State only how many lines below include the string "外箱尺寸".

▸ Provided records
════════════════

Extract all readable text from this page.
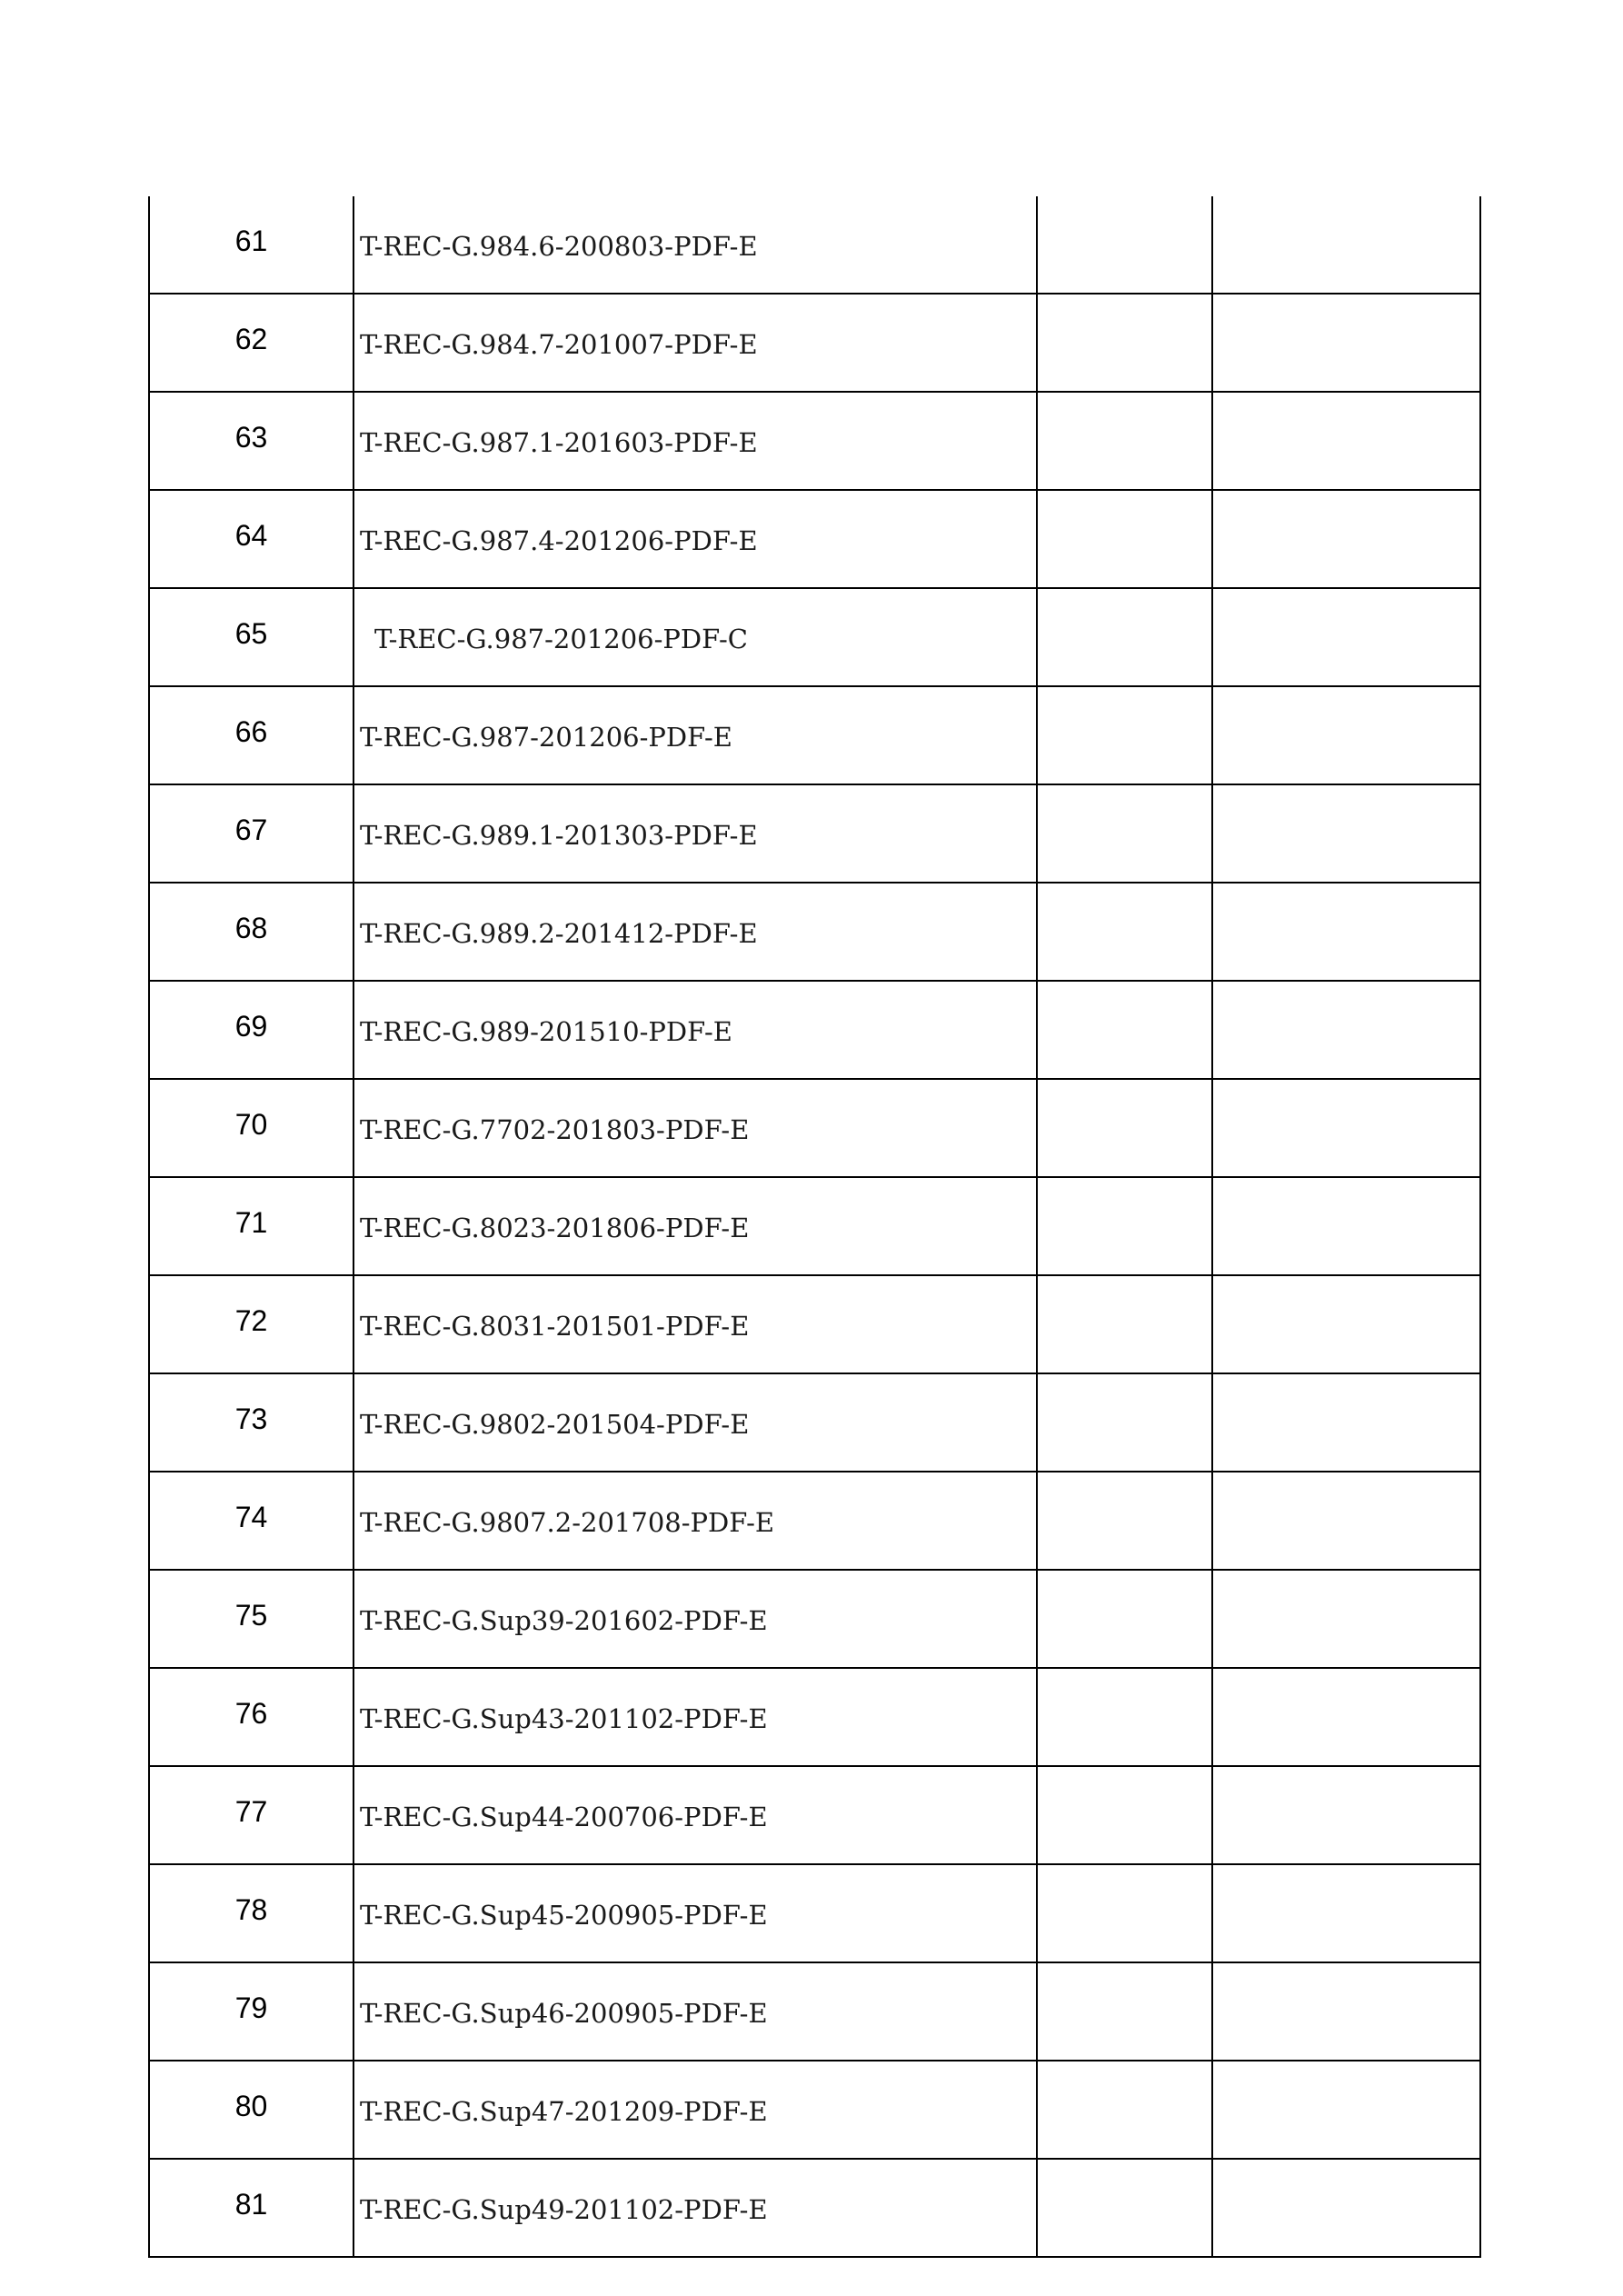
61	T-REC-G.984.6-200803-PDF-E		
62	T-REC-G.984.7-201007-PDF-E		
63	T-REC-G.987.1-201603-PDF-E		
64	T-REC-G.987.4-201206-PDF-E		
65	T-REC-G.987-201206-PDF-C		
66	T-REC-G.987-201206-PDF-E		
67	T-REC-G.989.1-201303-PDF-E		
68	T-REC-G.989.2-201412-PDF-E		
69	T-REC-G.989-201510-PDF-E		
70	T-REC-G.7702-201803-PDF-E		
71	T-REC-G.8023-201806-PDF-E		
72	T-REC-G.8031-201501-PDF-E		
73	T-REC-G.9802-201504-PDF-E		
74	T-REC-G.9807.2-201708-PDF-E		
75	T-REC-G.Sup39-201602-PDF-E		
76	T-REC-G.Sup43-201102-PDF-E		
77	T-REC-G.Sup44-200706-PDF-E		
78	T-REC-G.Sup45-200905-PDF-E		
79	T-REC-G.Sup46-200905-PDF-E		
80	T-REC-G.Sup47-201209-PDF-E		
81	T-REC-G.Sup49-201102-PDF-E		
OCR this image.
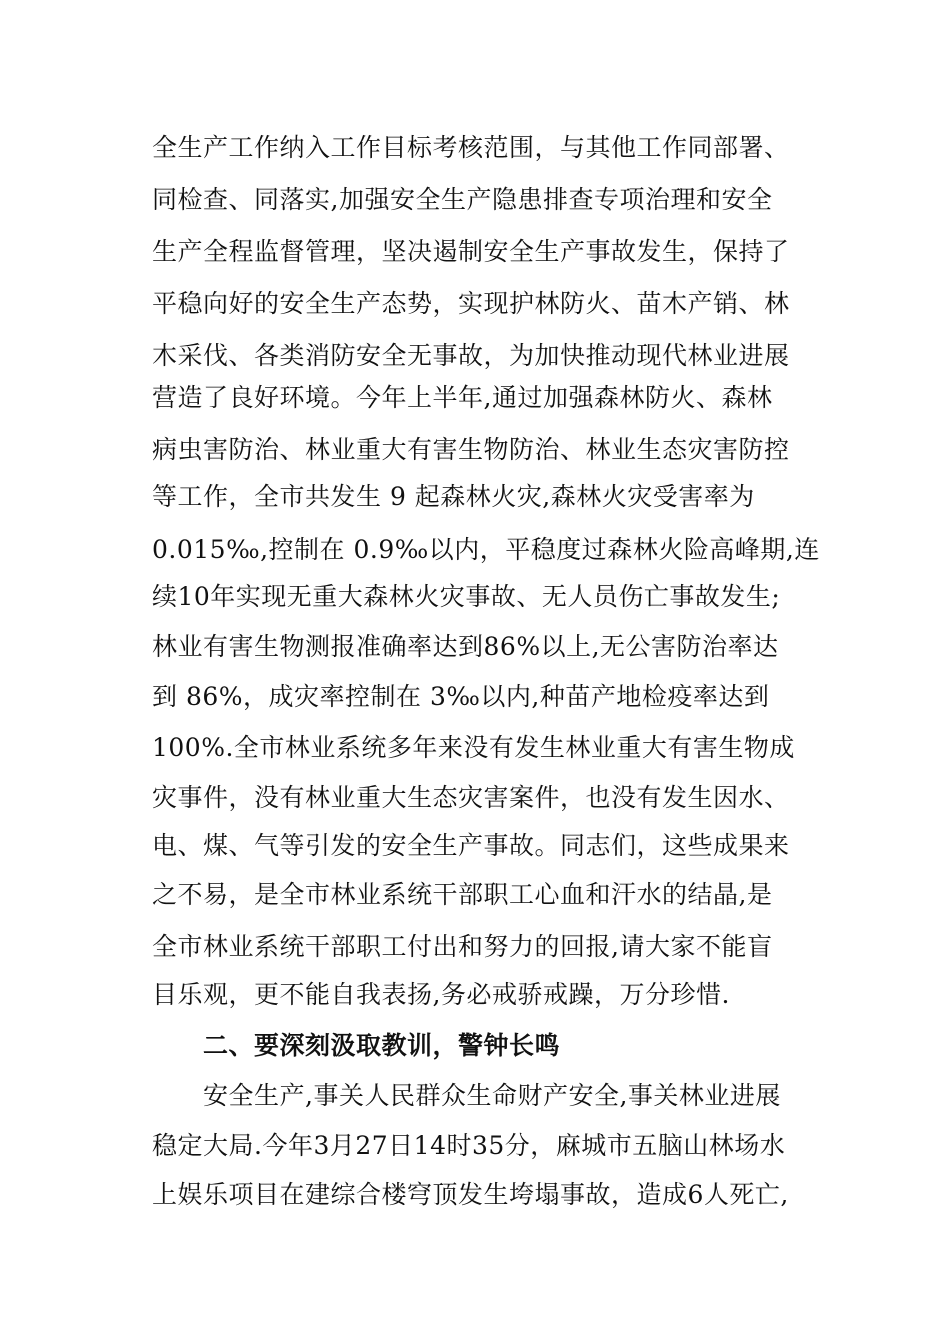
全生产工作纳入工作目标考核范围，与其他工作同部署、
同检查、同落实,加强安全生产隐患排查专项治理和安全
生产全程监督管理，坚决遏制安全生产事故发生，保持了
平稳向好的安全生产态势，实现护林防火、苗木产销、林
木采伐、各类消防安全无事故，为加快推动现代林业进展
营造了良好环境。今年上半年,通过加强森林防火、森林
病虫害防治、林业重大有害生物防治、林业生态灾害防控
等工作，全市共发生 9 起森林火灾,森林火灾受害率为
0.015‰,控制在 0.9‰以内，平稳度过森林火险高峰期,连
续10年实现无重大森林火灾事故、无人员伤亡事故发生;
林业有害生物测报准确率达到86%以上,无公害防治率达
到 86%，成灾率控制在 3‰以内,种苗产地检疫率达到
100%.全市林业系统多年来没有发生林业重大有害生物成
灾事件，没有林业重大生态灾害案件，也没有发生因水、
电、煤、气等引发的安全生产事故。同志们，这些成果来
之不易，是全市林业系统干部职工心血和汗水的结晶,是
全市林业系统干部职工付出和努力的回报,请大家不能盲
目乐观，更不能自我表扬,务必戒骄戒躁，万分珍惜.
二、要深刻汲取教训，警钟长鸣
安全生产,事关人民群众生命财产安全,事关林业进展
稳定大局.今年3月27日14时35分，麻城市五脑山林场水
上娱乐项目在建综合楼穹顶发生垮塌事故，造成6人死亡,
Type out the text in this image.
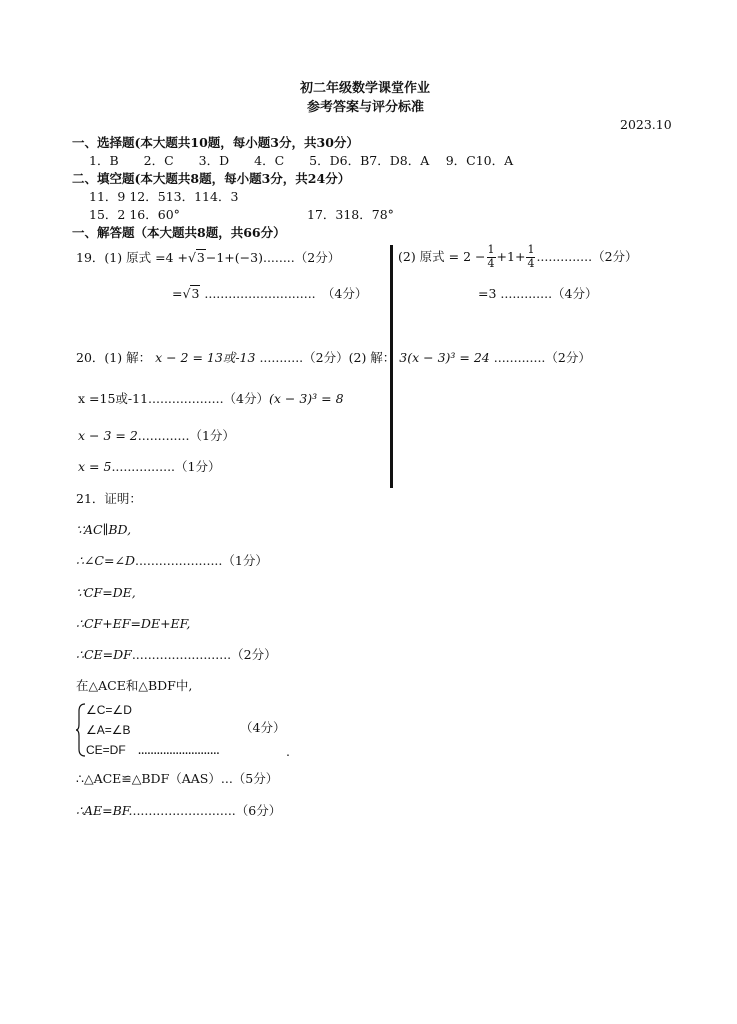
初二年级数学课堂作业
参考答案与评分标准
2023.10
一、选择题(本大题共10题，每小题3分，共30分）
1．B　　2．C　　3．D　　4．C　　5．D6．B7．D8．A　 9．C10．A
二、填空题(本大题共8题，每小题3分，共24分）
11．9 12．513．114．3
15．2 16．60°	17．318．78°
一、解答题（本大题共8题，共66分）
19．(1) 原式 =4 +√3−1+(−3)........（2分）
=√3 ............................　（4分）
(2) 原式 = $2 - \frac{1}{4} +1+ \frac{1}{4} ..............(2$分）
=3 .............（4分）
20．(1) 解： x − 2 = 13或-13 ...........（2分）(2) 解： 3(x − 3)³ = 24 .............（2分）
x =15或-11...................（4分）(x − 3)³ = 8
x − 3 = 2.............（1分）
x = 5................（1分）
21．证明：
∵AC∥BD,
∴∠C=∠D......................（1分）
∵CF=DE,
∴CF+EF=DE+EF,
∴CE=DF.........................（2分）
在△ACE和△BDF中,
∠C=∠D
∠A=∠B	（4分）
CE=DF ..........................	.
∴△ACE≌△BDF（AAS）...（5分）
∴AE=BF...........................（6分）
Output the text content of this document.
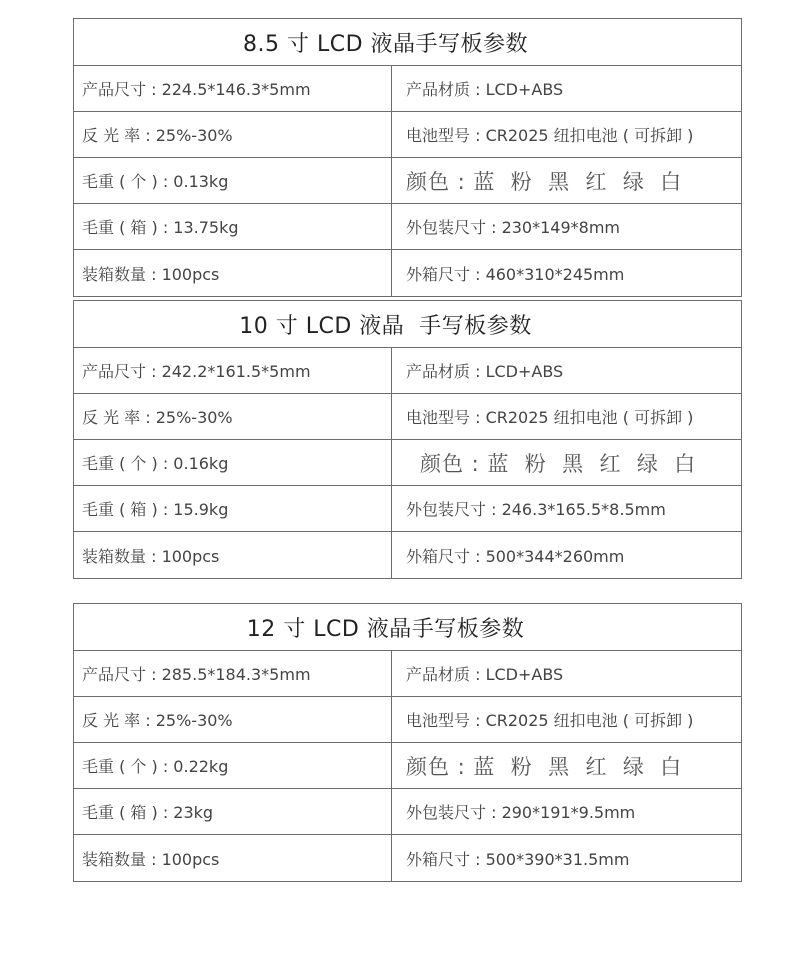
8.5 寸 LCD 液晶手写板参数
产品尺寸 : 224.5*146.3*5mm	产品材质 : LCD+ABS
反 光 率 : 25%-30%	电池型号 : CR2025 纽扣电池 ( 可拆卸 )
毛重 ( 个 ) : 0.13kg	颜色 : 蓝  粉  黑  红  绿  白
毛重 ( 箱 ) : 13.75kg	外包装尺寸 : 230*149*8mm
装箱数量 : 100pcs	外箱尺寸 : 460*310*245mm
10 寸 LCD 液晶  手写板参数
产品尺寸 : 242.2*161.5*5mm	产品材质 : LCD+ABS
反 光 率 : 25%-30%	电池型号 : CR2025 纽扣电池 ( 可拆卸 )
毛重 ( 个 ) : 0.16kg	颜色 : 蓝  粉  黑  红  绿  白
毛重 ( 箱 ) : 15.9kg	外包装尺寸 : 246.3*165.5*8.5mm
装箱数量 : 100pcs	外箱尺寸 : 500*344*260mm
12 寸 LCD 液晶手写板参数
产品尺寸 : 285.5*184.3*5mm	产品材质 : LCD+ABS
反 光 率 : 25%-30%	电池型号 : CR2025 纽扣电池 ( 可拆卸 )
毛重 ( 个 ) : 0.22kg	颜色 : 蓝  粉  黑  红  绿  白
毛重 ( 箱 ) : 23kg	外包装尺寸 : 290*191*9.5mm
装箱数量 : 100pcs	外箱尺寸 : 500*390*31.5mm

════════════════

▸ Response for this exercise
3